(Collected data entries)
________________
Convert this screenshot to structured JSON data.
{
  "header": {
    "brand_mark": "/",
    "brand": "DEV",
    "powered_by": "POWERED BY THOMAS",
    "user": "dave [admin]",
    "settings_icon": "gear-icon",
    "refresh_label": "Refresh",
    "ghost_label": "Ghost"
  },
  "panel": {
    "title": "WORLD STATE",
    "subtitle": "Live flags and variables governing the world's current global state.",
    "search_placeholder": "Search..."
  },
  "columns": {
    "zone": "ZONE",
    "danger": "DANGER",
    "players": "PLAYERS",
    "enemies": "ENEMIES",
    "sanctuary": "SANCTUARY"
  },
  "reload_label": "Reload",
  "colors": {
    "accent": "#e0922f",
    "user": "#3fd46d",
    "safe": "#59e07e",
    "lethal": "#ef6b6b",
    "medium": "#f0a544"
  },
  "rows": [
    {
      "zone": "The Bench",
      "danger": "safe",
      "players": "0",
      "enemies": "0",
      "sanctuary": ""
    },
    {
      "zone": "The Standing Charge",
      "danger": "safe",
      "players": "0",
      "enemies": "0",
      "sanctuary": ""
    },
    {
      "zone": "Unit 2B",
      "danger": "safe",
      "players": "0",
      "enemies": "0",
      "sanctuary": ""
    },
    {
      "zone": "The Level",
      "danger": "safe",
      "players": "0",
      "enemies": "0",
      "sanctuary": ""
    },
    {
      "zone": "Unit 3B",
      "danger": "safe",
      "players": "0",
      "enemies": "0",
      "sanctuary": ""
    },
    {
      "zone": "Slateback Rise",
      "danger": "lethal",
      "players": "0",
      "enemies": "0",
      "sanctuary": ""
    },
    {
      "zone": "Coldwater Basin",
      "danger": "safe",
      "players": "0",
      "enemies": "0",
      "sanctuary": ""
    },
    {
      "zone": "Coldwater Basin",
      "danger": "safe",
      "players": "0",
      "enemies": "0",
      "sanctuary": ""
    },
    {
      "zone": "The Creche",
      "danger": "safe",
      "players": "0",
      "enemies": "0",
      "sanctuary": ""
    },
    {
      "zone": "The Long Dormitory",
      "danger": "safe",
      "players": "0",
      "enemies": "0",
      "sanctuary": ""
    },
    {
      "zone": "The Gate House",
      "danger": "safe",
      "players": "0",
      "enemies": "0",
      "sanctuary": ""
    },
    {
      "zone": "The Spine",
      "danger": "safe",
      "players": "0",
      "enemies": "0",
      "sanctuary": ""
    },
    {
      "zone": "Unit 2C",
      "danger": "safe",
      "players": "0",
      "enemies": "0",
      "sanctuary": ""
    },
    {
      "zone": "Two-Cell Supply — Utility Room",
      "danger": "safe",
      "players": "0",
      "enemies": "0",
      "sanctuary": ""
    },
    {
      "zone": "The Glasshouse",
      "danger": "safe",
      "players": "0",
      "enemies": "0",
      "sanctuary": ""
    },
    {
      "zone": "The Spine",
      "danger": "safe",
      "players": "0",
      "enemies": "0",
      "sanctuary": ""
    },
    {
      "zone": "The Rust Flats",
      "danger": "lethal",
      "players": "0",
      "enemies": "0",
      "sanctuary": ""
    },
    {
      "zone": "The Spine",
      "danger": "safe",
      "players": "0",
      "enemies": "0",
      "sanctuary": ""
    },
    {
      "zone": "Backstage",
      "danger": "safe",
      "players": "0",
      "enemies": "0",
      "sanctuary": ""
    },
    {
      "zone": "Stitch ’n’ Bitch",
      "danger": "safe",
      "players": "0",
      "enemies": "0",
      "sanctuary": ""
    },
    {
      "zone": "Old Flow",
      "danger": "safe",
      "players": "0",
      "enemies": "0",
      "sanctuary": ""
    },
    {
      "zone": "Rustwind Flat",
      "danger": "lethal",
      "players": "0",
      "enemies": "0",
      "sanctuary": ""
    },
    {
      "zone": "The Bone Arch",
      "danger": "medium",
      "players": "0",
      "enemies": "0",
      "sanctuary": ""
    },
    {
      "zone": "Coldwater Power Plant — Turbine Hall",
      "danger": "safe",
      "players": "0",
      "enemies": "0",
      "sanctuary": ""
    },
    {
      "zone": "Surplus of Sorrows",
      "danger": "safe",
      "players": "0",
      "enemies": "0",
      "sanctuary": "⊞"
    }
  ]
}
________________
◆ **REQUIREMENT**: Output the entries exactly.

◆ **RESPONSE TO THE TASK**:
Convert this screenshot to structured JSON data.
{
  "header": {
    "brand_mark": "/",
    "brand": "DEV",
    "powered_by": "POWERED BY THOMAS",
    "user": "dave [admin]",
    "settings_icon": "gear-icon",
    "refresh_label": "Refresh",
    "ghost_label": "Ghost"
  },
  "panel": {
    "title": "WORLD STATE",
    "subtitle": "Live flags and variables governing the world's current global state.",
    "search_placeholder": "Search..."
  },
  "columns": {
    "zone": "ZONE",
    "danger": "DANGER",
    "players": "PLAYERS",
    "enemies": "ENEMIES",
    "sanctuary": "SANCTUARY"
  },
  "reload_label": "Reload",
  "colors": {
    "accent": "#e0922f",
    "user": "#3fd46d",
    "safe": "#59e07e",
    "lethal": "#ef6b6b",
    "medium": "#f0a544"
  },
  "rows": [
    {
      "zone": "The Bench",
      "danger": "safe",
      "players": "0",
      "enemies": "0",
      "sanctuary": ""
    },
    {
      "zone": "The Standing Charge",
      "danger": "safe",
      "players": "0",
      "enemies": "0",
      "sanctuary": ""
    },
    {
      "zone": "Unit 2B",
      "danger": "safe",
      "players": "0",
      "enemies": "0",
      "sanctuary": ""
    },
    {
      "zone": "The Level",
      "danger": "safe",
      "players": "0",
      "enemies": "0",
      "sanctuary": ""
    },
    {
      "zone": "Unit 3B",
      "danger": "safe",
      "players": "0",
      "enemies": "0",
      "sanctuary": ""
    },
    {
      "zone": "Slateback Rise",
      "danger": "lethal",
      "players": "0",
      "enemies": "0",
      "sanctuary": ""
    },
    {
      "zone": "Coldwater Basin",
      "danger": "safe",
      "players": "0",
      "enemies": "0",
      "sanctuary": ""
    },
    {
      "zone": "Coldwater Basin",
      "danger": "safe",
      "players": "0",
      "enemies": "0",
      "sanctuary": ""
    },
    {
      "zone": "The Creche",
      "danger": "safe",
      "players": "0",
      "enemies": "0",
      "sanctuary": ""
    },
    {
      "zone": "The Long Dormitory",
      "danger": "safe",
      "players": "0",
      "enemies": "0",
      "sanctuary": ""
    },
    {
      "zone": "The Gate House",
      "danger": "safe",
      "players": "0",
      "enemies": "0",
      "sanctuary": ""
    },
    {
      "zone": "The Spine",
      "danger": "safe",
      "players": "0",
      "enemies": "0",
      "sanctuary": ""
    },
    {
      "zone": "Unit 2C",
      "danger": "safe",
      "players": "0",
      "enemies": "0",
      "sanctuary": ""
    },
    {
      "zone": "Two-Cell Supply — Utility Room",
      "danger": "safe",
      "players": "0",
      "enemies": "0",
      "sanctuary": ""
    },
    {
      "zone": "The Glasshouse",
      "danger": "safe",
      "players": "0",
      "enemies": "0",
      "sanctuary": ""
    },
    {
      "zone": "The Spine",
      "danger": "safe",
      "players": "0",
      "enemies": "0",
      "sanctuary": ""
    },
    {
      "zone": "The Rust Flats",
      "danger": "lethal",
      "players": "0",
      "enemies": "0",
      "sanctuary": ""
    },
    {
      "zone": "The Spine",
      "danger": "safe",
      "players": "0",
      "enemies": "0",
      "sanctuary": ""
    },
    {
      "zone": "Backstage",
      "danger": "safe",
      "players": "0",
      "enemies": "0",
      "sanctuary": ""
    },
    {
      "zone": "Stitch ’n’ Bitch",
      "danger": "safe",
      "players": "0",
      "enemies": "0",
      "sanctuary": ""
    },
    {
      "zone": "Old Flow",
      "danger": "safe",
      "players": "0",
      "enemies": "0",
      "sanctuary": ""
    },
    {
      "zone": "Rustwind Flat",
      "danger": "lethal",
      "players": "0",
      "enemies": "0",
      "sanctuary": ""
    },
    {
      "zone": "The Bone Arch",
      "danger": "medium",
      "players": "0",
      "enemies": "0",
      "sanctuary": ""
    },
    {
      "zone": "Coldwater Power Plant — Turbine Hall",
      "danger": "safe",
      "players": "0",
      "enemies": "0",
      "sanctuary": ""
    },
    {
      "zone": "Surplus of Sorrows",
      "danger": "safe",
      "players": "0",
      "enemies": "0",
      "sanctuary": "⊞"
    }
  ]
}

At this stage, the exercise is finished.